__Material__.
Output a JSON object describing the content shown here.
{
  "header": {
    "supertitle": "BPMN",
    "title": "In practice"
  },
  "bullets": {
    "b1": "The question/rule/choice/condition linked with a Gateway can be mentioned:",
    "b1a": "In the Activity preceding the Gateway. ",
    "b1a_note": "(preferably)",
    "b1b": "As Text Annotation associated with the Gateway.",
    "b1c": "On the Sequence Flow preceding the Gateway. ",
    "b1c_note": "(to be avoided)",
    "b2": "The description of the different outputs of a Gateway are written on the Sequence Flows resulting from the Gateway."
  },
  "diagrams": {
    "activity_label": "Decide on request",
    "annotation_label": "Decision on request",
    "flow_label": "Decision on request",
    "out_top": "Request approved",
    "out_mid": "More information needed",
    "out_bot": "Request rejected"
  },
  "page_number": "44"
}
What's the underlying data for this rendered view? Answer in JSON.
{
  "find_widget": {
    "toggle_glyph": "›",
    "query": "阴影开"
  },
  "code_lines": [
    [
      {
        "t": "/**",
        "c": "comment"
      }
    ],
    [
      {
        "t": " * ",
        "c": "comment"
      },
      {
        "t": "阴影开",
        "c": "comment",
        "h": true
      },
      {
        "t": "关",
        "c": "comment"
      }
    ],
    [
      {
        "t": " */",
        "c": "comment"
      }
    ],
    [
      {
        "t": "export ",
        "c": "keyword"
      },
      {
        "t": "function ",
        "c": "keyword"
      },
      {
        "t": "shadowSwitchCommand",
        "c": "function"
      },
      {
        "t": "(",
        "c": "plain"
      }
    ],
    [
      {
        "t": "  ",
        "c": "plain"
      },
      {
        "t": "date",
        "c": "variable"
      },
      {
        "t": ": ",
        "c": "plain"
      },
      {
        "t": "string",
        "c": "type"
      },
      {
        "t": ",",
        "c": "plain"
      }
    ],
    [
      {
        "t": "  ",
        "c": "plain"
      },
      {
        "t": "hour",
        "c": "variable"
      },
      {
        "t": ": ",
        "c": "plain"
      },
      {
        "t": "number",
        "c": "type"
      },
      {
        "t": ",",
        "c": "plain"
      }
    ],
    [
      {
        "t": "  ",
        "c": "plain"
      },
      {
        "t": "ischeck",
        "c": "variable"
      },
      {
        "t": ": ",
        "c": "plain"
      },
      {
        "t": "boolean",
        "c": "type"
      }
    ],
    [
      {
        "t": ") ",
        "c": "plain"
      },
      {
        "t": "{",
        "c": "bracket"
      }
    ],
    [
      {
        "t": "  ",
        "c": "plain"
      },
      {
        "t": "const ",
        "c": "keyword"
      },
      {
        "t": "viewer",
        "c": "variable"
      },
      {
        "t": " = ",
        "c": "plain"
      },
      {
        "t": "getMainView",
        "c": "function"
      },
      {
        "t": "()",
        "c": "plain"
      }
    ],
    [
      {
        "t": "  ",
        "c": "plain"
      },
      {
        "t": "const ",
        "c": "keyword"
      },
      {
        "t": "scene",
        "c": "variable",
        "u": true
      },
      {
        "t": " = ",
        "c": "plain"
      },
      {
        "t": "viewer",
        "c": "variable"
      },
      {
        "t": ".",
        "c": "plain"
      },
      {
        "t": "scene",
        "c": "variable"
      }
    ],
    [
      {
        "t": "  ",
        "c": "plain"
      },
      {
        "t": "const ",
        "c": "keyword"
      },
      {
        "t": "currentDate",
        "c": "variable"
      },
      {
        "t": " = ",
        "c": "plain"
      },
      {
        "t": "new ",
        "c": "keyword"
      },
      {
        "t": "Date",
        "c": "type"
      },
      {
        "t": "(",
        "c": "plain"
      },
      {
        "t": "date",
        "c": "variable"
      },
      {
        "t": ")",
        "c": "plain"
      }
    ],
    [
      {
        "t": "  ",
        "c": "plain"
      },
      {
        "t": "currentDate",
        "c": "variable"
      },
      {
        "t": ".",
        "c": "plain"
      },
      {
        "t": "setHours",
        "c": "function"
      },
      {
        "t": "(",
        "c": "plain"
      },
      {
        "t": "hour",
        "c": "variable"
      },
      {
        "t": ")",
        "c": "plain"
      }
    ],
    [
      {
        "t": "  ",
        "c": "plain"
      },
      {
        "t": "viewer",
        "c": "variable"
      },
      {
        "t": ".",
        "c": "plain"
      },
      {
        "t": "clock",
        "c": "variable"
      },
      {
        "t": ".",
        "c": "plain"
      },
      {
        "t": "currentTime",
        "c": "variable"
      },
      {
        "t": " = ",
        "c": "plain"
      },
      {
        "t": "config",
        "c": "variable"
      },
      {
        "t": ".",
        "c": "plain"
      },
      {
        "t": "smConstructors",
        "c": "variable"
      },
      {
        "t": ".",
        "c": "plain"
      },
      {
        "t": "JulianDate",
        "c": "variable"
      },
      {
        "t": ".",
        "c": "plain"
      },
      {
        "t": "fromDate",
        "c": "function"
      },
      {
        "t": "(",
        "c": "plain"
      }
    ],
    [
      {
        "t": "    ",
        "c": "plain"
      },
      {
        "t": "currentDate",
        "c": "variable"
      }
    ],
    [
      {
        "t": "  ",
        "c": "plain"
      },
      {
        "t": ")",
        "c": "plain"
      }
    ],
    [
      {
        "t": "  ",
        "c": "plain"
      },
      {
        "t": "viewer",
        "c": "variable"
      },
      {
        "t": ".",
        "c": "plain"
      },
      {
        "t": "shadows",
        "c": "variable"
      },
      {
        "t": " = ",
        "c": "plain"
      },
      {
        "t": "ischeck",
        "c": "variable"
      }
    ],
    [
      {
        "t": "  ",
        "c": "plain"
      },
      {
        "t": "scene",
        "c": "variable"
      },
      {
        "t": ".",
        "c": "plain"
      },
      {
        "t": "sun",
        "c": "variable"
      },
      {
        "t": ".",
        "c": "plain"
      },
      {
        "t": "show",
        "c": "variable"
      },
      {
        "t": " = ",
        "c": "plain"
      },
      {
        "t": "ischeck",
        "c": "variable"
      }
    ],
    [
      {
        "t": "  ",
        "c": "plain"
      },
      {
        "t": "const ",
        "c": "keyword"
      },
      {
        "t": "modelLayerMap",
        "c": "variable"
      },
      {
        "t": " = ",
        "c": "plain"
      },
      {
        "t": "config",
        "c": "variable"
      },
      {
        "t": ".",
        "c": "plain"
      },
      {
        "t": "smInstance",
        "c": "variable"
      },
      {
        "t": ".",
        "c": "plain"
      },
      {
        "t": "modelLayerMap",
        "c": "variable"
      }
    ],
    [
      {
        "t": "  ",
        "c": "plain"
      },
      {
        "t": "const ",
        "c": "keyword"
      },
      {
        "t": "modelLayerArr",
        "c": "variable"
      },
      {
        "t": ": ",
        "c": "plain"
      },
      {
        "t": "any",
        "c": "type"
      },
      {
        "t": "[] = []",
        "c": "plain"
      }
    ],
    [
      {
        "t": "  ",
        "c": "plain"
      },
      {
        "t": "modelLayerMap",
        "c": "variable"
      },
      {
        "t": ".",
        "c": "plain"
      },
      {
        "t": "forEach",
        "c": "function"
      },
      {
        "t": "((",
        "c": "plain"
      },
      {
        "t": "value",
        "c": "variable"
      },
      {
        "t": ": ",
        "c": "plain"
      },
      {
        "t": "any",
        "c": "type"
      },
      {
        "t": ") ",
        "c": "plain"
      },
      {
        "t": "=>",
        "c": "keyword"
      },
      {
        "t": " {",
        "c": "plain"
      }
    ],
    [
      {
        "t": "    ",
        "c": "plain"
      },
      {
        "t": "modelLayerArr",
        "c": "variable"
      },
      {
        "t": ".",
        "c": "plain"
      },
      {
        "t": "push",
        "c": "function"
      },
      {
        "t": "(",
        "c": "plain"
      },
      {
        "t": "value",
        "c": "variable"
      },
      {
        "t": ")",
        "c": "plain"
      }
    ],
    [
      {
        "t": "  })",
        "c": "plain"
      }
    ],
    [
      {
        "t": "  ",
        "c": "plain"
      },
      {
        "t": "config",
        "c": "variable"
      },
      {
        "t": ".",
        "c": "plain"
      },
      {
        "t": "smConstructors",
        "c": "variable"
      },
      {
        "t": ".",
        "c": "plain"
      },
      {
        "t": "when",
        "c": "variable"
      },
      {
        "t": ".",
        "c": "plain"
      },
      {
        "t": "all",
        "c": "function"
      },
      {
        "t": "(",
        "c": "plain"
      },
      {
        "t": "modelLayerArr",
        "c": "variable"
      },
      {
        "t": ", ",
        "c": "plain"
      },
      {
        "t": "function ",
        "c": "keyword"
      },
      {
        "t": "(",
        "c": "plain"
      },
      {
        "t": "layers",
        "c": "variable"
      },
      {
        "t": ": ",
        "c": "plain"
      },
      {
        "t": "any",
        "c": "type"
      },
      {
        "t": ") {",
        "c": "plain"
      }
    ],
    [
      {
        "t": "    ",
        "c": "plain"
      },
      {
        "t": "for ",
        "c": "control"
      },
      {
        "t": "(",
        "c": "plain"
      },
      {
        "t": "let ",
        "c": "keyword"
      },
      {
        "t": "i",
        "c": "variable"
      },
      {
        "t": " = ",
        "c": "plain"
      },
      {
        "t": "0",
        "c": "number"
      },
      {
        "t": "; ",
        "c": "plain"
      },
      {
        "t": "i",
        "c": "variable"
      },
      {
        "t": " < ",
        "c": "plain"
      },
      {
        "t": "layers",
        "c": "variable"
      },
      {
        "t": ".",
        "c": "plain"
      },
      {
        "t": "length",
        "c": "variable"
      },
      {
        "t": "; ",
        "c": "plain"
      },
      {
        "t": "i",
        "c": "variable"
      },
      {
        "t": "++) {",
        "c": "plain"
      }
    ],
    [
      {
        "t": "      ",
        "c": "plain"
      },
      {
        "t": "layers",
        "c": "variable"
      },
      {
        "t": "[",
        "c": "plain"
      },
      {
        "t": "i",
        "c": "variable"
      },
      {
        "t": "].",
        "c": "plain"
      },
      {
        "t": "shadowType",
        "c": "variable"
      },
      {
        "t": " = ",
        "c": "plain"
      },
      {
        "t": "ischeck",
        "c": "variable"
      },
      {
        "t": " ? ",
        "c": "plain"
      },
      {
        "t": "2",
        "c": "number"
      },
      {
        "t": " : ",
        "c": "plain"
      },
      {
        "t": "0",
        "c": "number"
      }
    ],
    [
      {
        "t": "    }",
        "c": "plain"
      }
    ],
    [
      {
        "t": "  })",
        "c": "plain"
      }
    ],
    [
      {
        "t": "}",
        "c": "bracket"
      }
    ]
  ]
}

__Requirements__.
Find every line that has "Sequence" in it, then return those lines.

__Answer__.
    "b1c": "On the Sequence Flow preceding the Gateway. ",
    "b2": "The description of the different outputs of a Gateway are written on the Sequence Flows resulting from the Gateway."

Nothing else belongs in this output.